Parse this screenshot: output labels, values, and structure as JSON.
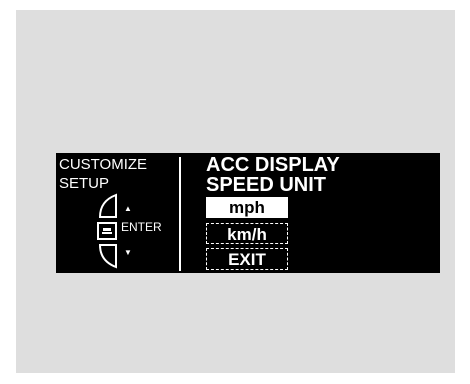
{
  "display": {
    "left_title_line1": "CUSTOMIZE",
    "left_title_line2": "SETUP",
    "enter_label": "ENTER",
    "menu_title_line1": "ACC DISPLAY",
    "menu_title_line2": "SPEED UNIT",
    "options": [
      {
        "label": "mph",
        "selected": true
      },
      {
        "label": "km/h",
        "selected": false
      },
      {
        "label": "EXIT",
        "selected": false
      }
    ]
  },
  "colors": {
    "panel_background": "#dedede",
    "screen_background": "#000000",
    "screen_text": "#ffffff"
  },
  "icons": {
    "up_arrow": "up-triangle-icon",
    "down_arrow": "down-triangle-icon",
    "selector": "selector-dial-icon",
    "enter": "enter-button-icon"
  }
}
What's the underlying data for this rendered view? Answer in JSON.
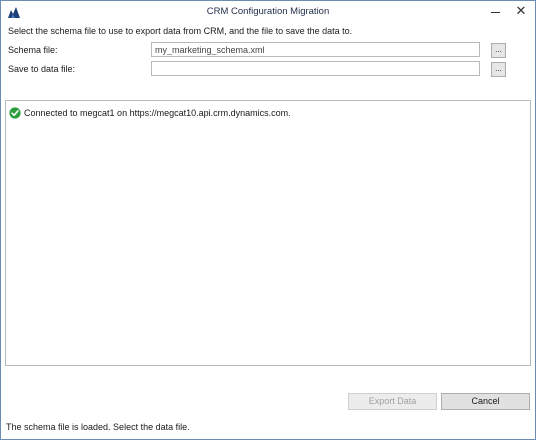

### Directions for this task
Copy out the data above exactly, except the pictures.

### Worked solution
Parse this screenshot: output labels, values, and structure as JSON.
{
  "display": {
    "left_title_line1": "CUSTOMIZE",
    "left_title_line2": "SETUP",
    "enter_label": "ENTER",
    "menu_title_line1": "ACC DISPLAY",
    "menu_title_line2": "SPEED UNIT",
    "options": [
      {
        "label": "mph",
        "selected": true
      },
      {
        "label": "km/h",
        "selected": false
      },
      {
        "label": "EXIT",
        "selected": false
      }
    ]
  },
  "colors": {
    "panel_background": "#dedede",
    "screen_background": "#000000",
    "screen_text": "#ffffff"
  },
  "icons": {
    "up_arrow": "up-triangle-icon",
    "down_arrow": "down-triangle-icon",
    "selector": "selector-dial-icon",
    "enter": "enter-button-icon"
  }
}
What's the underlying data for this rendered view? Answer in JSON.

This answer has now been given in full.